TASK OBJECTIVE:
Extract all lines from the data beneath that include the word "content".

— Start of ENTRIES —

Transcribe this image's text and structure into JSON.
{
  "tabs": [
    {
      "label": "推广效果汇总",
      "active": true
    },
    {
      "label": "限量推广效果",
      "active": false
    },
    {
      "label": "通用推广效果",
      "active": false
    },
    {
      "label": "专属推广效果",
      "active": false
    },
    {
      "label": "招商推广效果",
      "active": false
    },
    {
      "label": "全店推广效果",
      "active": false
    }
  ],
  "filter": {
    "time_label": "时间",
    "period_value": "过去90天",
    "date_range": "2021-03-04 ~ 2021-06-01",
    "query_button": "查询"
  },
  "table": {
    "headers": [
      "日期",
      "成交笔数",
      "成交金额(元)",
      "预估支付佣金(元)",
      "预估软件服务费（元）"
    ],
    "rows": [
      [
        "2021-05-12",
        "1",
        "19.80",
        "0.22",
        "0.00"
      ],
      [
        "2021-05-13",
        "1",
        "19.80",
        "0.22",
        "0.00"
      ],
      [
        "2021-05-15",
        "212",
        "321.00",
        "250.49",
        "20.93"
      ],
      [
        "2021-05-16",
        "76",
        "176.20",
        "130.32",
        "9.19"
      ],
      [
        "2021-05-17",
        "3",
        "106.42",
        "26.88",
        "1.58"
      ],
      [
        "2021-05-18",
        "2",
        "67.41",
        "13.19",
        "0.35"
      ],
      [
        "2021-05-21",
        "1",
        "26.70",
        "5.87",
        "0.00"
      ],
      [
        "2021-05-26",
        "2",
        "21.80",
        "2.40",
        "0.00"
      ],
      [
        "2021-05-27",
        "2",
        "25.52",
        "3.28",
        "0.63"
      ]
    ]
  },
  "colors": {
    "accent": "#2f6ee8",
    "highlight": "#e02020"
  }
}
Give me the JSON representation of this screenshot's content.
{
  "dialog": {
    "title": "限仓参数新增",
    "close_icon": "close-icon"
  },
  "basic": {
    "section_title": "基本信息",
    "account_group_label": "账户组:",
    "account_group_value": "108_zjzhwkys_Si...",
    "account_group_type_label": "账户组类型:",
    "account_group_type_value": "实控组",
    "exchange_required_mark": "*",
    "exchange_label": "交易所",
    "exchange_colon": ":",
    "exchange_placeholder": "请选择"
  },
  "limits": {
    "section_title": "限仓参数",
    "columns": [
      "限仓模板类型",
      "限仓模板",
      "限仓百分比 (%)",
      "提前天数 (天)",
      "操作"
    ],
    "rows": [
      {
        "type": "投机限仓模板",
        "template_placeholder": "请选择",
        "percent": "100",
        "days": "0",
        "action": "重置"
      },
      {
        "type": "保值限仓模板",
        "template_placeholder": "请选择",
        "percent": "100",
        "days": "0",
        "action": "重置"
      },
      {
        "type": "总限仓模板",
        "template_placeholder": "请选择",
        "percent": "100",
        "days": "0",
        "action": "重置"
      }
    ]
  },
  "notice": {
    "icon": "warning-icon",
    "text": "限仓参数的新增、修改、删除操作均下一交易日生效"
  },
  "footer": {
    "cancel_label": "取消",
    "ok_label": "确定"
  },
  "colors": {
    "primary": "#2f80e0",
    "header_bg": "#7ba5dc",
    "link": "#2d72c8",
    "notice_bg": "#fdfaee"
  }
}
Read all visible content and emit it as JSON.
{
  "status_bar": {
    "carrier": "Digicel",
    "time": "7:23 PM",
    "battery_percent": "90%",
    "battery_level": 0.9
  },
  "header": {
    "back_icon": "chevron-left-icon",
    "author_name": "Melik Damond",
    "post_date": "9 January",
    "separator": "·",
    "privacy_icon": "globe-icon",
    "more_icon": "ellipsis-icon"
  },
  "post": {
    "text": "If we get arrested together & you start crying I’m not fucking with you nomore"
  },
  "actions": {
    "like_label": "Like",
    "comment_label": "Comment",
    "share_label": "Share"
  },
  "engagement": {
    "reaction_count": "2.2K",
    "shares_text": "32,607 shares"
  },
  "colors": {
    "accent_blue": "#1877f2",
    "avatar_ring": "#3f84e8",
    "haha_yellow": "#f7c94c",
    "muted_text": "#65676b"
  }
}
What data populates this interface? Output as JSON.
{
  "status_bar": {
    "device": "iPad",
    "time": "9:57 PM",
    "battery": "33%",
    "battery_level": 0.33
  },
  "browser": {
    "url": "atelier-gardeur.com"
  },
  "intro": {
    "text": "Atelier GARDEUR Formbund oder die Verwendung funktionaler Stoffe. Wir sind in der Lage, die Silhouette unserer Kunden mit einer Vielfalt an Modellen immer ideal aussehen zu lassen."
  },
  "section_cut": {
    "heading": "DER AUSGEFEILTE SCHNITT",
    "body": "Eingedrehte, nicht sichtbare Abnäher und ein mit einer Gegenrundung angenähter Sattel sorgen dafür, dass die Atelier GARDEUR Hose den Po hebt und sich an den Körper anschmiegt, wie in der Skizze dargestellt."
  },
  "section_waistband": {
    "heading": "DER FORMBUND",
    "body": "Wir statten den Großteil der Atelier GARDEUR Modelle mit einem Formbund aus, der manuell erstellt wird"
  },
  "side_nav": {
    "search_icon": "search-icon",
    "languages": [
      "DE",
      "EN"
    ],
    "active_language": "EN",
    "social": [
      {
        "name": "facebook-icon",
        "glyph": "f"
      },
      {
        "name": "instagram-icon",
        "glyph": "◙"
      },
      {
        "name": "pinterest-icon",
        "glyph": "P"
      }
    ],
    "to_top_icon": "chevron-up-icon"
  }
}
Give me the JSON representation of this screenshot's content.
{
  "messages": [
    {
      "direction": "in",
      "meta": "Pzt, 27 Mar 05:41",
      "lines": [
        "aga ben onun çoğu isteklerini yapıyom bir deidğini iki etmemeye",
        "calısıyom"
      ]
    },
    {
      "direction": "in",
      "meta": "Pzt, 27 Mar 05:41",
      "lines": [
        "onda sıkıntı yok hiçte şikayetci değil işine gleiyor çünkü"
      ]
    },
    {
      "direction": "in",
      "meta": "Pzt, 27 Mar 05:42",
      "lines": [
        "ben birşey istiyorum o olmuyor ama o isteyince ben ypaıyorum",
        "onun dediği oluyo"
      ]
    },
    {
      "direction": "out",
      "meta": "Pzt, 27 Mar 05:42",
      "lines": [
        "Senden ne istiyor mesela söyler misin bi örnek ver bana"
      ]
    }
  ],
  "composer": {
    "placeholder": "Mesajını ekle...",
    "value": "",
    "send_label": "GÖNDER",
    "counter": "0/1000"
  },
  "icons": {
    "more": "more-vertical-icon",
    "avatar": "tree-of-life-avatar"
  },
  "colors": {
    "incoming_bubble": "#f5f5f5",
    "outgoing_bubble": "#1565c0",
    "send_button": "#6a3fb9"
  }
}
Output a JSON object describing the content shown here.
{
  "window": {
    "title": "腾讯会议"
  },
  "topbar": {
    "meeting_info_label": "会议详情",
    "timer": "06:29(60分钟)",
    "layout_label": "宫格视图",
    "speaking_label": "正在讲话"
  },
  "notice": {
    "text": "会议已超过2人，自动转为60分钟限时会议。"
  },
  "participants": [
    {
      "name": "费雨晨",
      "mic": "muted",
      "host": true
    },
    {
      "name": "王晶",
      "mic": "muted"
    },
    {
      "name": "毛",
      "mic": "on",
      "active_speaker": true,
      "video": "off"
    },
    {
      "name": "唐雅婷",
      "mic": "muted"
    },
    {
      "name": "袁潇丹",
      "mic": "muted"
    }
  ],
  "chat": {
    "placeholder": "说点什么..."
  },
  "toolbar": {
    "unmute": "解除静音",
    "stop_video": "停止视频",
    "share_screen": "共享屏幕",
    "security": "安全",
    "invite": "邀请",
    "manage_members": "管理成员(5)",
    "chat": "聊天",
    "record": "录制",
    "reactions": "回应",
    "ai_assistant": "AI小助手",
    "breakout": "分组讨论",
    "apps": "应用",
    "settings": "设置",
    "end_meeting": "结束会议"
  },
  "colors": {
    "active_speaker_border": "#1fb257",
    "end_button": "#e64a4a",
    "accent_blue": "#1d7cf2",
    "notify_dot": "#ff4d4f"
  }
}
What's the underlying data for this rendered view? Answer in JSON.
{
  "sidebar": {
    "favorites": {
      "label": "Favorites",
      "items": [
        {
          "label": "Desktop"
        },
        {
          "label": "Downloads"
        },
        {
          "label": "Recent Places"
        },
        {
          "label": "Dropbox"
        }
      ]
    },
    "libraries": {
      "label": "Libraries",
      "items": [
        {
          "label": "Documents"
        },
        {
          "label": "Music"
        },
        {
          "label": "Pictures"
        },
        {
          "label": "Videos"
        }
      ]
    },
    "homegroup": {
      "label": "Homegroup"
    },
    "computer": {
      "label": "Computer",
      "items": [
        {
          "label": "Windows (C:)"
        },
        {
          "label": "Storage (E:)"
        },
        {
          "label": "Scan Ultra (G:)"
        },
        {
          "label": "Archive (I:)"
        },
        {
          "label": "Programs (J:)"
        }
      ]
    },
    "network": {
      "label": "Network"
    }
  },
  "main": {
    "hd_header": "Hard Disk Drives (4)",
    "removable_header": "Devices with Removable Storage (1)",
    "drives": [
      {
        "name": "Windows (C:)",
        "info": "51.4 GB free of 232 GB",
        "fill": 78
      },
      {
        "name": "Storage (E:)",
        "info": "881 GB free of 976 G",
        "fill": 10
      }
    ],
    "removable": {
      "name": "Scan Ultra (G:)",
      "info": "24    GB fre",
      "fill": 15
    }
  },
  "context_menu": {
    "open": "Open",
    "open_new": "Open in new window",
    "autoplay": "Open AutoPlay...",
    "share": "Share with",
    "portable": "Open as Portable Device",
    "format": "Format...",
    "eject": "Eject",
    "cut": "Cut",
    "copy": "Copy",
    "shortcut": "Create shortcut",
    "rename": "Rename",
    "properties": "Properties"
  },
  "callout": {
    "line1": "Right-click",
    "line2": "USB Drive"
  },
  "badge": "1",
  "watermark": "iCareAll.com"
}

— End of ENTRIES —

WORKED ANSWER:
Give me the JSON representation of this screenshot's content.
Read all visible content and emit it as JSON.
Give me the JSON representation of this screenshot's content.
Output a JSON object describing the content shown here.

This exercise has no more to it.